What needs to be done:
Every record that follows should be printed verbatim.

Record excerpts:

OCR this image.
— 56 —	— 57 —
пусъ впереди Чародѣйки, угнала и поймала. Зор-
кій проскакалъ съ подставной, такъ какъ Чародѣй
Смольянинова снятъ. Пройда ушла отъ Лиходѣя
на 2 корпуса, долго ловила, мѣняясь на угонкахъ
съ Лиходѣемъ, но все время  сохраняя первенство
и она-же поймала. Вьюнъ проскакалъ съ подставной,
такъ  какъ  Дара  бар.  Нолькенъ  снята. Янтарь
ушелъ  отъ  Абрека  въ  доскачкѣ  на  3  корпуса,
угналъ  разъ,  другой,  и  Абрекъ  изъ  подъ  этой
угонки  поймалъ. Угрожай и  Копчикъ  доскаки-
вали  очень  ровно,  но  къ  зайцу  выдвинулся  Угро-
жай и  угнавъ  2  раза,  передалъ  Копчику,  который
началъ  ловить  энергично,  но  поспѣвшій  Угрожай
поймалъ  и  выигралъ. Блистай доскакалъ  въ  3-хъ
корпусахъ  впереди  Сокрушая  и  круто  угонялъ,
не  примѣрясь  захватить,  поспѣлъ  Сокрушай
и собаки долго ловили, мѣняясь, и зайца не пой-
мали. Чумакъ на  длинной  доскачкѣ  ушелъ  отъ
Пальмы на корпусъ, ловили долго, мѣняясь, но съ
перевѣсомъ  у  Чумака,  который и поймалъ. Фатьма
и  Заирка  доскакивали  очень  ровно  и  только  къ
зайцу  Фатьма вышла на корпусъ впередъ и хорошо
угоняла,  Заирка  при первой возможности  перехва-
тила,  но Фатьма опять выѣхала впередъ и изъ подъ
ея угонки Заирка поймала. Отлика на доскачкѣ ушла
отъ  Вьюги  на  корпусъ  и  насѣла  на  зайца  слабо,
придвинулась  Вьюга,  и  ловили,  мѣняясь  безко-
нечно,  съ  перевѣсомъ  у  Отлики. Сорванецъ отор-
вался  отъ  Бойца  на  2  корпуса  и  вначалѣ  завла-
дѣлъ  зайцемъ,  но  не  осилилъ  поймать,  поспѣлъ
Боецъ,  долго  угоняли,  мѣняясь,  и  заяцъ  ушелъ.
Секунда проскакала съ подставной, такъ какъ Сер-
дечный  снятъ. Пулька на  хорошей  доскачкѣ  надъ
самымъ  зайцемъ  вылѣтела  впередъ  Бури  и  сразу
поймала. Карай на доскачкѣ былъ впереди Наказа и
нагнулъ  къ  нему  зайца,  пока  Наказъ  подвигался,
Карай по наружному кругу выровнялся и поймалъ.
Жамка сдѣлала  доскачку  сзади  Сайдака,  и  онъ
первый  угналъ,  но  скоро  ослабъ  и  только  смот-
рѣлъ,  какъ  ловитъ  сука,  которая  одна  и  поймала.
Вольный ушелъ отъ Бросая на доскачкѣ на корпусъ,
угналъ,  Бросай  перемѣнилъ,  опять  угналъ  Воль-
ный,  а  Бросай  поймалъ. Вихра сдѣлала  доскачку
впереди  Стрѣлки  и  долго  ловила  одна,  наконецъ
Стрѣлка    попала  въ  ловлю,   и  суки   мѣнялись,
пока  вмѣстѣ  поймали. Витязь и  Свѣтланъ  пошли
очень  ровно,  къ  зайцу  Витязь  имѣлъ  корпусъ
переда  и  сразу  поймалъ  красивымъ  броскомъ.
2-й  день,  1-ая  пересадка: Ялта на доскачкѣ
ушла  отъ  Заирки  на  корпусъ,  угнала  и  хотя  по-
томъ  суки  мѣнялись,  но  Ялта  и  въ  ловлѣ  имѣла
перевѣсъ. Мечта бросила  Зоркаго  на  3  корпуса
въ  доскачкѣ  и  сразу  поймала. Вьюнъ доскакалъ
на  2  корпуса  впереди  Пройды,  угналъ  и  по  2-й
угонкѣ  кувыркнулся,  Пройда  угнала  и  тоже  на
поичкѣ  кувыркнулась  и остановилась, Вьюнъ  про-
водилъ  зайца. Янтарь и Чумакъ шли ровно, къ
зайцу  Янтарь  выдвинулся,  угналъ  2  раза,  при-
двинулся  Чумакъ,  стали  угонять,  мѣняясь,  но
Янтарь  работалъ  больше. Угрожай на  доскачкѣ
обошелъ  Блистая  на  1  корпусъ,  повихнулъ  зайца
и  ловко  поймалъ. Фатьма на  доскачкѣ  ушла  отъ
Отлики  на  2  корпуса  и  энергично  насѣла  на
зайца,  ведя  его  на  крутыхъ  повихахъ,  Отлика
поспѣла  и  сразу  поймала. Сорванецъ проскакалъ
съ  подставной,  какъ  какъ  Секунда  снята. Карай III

Complete answer:
OCR this image.
— 56 —	— 57 —
пусъ впереди Чародѣйки, угнала и поймала. Зор-
кій проскакалъ съ подставной, такъ какъ Чародѣй
Смольянинова снятъ. Пройда ушла отъ Лиходѣя
на 2 корпуса, долго ловила, мѣняясь на угонкахъ
съ Лиходѣемъ, но все время  сохраняя первенство
и она-же поймала. Вьюнъ проскакалъ съ подставной,
такъ  какъ  Дара  бар.  Нолькенъ  снята. Янтарь
ушелъ  отъ  Абрека  въ  доскачкѣ  на  3  корпуса,
угналъ  разъ,  другой,  и  Абрекъ  изъ  подъ  этой
угонки  поймалъ. Угрожай и  Копчикъ  доскаки-
вали  очень  ровно,  но  къ  зайцу  выдвинулся  Угро-
жай и  угнавъ  2  раза,  передалъ  Копчику,  который
началъ  ловить  энергично,  но  поспѣвшій  Угрожай
поймалъ  и  выигралъ. Блистай доскакалъ  въ  3-хъ
корпусахъ  впереди  Сокрушая  и  круто  угонялъ,
не  примѣрясь  захватить,  поспѣлъ  Сокрушай
и собаки долго ловили, мѣняясь, и зайца не пой-
мали. Чумакъ на  длинной  доскачкѣ  ушелъ  отъ
Пальмы на корпусъ, ловили долго, мѣняясь, но съ
перевѣсомъ  у  Чумака,  который и поймалъ. Фатьма
и  Заирка  доскакивали  очень  ровно  и  только  къ
зайцу  Фатьма вышла на корпусъ впередъ и хорошо
угоняла,  Заирка  при первой возможности  перехва-
тила,  но Фатьма опять выѣхала впередъ и изъ подъ
ея угонки Заирка поймала. Отлика на доскачкѣ ушла
отъ  Вьюги  на  корпусъ  и  насѣла  на  зайца  слабо,
придвинулась  Вьюга,  и  ловили,  мѣняясь  безко-
нечно,  съ  перевѣсомъ  у  Отлики. Сорванецъ отор-
вался  отъ  Бойца  на  2  корпуса  и  вначалѣ  завла-
дѣлъ  зайцемъ,  но  не  осилилъ  поймать,  поспѣлъ
Боецъ,  долго  угоняли,  мѣняясь,  и  заяцъ  ушелъ.
Секунда проскакала съ подставной, такъ какъ Сер-
дечный  снятъ. Пулька на  хорошей  доскачкѣ  надъ
самымъ  зайцемъ  вылѣтела  впередъ  Бури  и  сразу
поймала. Карай на доскачкѣ былъ впереди Наказа и
нагнулъ  къ  нему  зайца,  пока  Наказъ  подвигался,
Карай по наружному кругу выровнялся и поймалъ.
Жамка сдѣлала  доскачку  сзади  Сайдака,  и  онъ
первый  угналъ,  но  скоро  ослабъ  и  только  смот-
рѣлъ,  какъ  ловитъ  сука,  которая  одна  и  поймала.
Вольный ушелъ отъ Бросая на доскачкѣ на корпусъ,
угналъ,  Бросай  перемѣнилъ,  опять  угналъ  Воль-
ный,  а  Бросай  поймалъ. Вихра сдѣлала  доскачку
впереди  Стрѣлки  и  долго  ловила  одна,  наконецъ
Стрѣлка    попала  въ  ловлю,   и  суки   мѣнялись,
пока  вмѣстѣ  поймали. Витязь и  Свѣтланъ  пошли
очень  ровно,  къ  зайцу  Витязь  имѣлъ  корпусъ
переда  и  сразу  поймалъ  красивымъ  броскомъ.
2-й  день,  1-ая  пересадка: Ялта на доскачкѣ
ушла  отъ  Заирки  на  корпусъ,  угнала  и  хотя  по-
томъ  суки  мѣнялись,  но  Ялта  и  въ  ловлѣ  имѣла
перевѣсъ. Мечта бросила  Зоркаго  на  3  корпуса
въ  доскачкѣ  и  сразу  поймала. Вьюнъ доскакалъ
на  2  корпуса  впереди  Пройды,  угналъ  и  по  2-й
угонкѣ  кувыркнулся,  Пройда  угнала  и  тоже  на
поичкѣ  кувыркнулась  и остановилась, Вьюнъ  про-
водилъ  зайца. Янтарь и Чумакъ шли ровно, къ
зайцу  Янтарь  выдвинулся,  угналъ  2  раза,  при-
двинулся  Чумакъ,  стали  угонять,  мѣняясь,  но
Янтарь  работалъ  больше. Угрожай на  доскачкѣ
обошелъ  Блистая  на  1  корпусъ,  повихнулъ  зайца
и  ловко  поймалъ. Фатьма на  доскачкѣ  ушла  отъ
Отлики  на  2  корпуса  и  энергично  насѣла  на
зайца,  ведя  его  на  крутыхъ  повихахъ,  Отлика
поспѣла  и  сразу  поймала. Сорванецъ проскакалъ
съ  подставной,  какъ  какъ  Секунда  снята. Карай III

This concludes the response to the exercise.